Challenge —
Filter the entries below, keeping every line that has the word "binary".

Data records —
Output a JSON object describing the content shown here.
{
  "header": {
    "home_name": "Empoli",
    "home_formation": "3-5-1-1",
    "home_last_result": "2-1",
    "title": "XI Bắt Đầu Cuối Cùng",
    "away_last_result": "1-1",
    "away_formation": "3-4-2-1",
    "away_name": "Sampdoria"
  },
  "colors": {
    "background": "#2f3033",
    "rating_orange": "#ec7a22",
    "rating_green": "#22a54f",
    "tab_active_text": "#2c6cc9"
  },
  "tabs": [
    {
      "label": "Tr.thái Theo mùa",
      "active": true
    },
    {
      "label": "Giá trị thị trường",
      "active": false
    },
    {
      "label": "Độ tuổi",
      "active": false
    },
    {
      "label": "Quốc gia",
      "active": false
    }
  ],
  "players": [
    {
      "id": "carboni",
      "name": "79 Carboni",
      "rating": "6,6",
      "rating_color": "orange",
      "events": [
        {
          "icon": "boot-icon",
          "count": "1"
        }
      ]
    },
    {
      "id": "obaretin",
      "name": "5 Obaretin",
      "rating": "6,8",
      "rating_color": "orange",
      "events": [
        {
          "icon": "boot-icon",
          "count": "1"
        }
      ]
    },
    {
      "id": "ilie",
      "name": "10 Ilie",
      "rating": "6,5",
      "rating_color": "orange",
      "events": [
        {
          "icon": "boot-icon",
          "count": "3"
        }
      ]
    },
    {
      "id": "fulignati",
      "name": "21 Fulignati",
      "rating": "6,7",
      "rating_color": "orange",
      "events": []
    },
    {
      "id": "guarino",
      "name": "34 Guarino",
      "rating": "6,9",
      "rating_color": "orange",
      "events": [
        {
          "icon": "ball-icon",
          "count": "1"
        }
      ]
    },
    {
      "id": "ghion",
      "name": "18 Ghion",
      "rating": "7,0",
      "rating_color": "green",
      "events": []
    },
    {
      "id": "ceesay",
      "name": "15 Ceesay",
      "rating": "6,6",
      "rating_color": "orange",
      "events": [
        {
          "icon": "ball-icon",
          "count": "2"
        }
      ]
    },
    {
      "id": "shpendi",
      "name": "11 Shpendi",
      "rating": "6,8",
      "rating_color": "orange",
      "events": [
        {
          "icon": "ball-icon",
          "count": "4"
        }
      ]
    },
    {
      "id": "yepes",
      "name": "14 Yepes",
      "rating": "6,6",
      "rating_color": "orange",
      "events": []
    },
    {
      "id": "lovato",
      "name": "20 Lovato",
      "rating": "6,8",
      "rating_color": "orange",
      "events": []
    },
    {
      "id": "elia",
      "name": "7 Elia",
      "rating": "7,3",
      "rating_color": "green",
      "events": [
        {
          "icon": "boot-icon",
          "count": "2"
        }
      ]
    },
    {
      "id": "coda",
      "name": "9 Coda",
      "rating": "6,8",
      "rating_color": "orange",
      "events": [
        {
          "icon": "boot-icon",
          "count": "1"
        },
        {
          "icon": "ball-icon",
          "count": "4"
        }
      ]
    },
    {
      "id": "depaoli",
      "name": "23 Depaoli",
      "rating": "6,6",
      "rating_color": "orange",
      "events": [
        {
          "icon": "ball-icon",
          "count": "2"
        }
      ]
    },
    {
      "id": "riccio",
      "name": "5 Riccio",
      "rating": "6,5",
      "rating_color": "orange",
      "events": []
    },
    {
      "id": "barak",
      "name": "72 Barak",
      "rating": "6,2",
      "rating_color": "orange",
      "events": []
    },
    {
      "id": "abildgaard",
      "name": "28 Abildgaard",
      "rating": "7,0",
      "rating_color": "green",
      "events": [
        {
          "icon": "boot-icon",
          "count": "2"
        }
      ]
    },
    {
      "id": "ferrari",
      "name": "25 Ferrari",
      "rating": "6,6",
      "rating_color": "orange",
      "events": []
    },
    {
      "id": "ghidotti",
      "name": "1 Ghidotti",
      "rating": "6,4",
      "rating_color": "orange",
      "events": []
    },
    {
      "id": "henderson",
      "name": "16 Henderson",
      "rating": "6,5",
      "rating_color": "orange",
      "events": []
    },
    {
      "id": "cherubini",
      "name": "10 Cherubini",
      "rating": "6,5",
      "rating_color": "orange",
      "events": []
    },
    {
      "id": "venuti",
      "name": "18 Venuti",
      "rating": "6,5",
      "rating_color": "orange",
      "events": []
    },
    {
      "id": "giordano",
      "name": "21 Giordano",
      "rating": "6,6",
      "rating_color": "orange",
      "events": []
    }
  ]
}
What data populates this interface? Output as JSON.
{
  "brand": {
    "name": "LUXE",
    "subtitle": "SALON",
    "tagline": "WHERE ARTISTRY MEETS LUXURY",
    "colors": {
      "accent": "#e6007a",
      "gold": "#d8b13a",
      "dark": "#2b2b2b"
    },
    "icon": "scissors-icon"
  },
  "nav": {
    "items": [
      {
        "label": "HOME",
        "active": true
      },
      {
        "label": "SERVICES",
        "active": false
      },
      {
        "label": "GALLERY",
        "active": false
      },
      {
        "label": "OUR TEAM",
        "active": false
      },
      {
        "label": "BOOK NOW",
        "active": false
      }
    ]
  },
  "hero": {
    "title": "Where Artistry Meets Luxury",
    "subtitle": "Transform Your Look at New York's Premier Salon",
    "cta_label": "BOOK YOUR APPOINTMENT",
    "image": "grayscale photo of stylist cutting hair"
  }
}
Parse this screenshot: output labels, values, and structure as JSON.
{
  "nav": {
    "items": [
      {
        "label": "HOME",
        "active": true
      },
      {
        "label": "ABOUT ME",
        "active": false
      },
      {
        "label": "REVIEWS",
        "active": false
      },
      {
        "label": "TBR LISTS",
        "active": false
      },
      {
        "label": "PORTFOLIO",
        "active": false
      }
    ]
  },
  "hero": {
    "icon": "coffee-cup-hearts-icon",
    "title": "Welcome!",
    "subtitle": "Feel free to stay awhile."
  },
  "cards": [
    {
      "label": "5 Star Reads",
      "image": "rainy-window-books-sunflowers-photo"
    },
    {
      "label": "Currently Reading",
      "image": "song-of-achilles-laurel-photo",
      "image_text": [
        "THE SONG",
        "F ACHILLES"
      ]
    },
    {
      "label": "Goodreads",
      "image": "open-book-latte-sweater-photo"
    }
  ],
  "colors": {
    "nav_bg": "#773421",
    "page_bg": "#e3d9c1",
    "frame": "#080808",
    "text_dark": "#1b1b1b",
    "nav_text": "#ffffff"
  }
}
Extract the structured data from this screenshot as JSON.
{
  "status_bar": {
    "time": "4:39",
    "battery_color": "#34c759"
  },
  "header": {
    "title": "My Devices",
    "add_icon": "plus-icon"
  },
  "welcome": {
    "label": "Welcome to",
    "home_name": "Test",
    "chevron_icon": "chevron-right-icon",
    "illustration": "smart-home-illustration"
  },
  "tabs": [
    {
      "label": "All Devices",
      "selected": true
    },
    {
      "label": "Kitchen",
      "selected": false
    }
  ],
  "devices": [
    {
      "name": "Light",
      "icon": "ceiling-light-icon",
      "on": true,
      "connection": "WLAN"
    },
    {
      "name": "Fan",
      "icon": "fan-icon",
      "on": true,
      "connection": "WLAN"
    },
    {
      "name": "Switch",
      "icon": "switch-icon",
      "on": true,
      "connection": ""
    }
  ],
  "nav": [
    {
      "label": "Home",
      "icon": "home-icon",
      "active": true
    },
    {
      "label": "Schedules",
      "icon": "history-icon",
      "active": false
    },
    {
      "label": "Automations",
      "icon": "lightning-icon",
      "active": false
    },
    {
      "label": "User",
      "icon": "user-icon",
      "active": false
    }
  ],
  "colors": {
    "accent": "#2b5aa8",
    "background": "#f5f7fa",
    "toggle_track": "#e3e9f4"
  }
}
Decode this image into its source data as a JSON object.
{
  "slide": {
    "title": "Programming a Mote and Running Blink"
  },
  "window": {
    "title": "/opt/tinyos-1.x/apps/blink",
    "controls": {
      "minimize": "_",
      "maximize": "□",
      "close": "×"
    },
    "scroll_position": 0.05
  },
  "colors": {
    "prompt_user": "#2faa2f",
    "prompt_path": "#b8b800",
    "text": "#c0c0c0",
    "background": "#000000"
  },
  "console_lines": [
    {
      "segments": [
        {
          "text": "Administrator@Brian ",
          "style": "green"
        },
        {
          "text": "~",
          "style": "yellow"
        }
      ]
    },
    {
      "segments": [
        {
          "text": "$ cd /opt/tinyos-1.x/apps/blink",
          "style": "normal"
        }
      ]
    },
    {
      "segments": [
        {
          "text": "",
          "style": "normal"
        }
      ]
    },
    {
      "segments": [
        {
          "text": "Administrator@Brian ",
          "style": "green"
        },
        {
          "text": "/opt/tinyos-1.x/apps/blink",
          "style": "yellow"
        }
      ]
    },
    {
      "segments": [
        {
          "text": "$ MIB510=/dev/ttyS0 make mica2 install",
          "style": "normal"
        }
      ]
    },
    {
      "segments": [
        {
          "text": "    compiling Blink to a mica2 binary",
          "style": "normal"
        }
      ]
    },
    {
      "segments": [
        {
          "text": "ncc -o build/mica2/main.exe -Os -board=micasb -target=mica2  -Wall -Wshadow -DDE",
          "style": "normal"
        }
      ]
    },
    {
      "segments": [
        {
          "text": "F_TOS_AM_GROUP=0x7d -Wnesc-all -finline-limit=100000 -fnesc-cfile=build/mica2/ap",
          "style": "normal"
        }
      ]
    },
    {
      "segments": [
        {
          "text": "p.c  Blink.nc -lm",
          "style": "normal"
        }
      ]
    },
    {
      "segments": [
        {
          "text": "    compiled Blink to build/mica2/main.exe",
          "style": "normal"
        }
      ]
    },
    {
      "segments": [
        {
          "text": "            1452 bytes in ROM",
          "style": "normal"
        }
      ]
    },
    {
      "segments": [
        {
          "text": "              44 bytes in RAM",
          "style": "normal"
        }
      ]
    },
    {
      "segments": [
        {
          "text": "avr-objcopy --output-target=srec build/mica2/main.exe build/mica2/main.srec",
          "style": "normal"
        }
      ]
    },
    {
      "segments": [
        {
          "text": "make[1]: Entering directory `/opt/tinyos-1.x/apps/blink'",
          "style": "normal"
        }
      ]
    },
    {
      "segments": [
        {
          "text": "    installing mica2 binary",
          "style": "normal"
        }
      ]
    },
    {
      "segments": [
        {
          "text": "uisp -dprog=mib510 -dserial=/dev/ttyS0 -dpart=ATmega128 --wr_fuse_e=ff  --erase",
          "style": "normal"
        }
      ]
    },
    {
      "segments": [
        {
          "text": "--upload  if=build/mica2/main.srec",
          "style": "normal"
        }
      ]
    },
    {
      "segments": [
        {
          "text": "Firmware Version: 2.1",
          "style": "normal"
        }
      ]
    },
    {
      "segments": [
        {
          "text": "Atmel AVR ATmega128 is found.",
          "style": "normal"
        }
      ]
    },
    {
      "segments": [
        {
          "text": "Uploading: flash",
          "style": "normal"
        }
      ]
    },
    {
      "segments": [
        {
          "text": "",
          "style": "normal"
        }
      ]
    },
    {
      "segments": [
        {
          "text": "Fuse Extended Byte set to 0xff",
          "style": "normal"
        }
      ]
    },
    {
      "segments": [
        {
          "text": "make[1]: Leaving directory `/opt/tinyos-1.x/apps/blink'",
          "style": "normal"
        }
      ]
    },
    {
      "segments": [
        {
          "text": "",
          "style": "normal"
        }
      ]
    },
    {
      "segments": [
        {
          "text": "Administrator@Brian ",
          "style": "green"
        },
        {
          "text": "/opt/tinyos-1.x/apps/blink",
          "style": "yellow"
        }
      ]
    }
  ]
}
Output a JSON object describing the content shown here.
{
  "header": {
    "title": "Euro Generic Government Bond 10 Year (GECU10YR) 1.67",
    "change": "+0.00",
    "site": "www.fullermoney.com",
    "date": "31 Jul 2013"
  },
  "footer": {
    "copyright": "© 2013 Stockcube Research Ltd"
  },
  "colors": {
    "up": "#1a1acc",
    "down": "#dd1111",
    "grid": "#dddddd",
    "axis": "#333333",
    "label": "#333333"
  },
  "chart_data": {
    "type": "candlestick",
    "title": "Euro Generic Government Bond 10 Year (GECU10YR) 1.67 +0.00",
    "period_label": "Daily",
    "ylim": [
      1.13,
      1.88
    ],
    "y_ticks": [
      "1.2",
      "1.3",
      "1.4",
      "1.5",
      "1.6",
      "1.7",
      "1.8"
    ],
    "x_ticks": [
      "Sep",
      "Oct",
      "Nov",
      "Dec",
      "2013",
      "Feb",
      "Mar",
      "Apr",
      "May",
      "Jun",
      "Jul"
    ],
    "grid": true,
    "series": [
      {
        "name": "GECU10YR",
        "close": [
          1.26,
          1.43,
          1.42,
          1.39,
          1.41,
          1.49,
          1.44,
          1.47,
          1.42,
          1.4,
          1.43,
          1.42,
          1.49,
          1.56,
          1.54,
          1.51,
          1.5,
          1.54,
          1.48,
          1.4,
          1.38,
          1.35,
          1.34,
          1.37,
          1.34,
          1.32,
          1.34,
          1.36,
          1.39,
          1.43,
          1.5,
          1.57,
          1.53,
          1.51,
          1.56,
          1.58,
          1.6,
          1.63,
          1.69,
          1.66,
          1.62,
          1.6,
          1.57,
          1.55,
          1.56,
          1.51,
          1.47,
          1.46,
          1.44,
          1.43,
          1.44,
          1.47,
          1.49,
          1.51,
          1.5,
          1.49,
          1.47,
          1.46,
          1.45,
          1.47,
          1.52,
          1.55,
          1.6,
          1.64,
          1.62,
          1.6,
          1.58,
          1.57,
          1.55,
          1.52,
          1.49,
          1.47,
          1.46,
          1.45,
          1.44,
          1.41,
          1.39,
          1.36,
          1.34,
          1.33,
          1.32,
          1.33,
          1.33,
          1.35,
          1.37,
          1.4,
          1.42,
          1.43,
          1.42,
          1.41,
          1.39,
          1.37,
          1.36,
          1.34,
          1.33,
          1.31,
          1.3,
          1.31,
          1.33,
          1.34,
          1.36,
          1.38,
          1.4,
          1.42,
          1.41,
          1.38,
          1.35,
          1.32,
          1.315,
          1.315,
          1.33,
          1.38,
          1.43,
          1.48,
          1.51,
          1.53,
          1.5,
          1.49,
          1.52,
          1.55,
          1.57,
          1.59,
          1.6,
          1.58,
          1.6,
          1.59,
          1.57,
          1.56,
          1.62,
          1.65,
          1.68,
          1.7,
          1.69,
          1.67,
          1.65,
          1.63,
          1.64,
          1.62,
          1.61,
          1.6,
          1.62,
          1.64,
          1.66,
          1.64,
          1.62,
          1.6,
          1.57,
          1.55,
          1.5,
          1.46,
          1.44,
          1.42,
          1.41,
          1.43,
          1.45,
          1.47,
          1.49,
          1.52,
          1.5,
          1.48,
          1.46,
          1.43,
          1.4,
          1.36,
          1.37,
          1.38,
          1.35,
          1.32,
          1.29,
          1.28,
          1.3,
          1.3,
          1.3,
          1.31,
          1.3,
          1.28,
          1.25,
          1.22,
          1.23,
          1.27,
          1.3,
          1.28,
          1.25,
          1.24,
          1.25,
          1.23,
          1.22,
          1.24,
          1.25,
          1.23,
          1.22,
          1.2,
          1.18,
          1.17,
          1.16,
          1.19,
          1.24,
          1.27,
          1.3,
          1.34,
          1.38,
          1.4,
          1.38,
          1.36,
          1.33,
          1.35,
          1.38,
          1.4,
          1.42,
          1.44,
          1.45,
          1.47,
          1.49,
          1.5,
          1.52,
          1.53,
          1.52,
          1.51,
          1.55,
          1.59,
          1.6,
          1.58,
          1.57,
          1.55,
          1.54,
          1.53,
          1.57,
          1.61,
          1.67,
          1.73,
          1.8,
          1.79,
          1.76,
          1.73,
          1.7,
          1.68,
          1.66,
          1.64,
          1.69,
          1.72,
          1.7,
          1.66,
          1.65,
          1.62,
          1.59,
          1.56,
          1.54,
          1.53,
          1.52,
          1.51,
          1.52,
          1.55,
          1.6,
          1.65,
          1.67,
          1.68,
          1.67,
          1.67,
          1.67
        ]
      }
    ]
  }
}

Task solution —
          "text": "    compiling Blink to a mica2 binary",
          "text": "    installing mica2 binary",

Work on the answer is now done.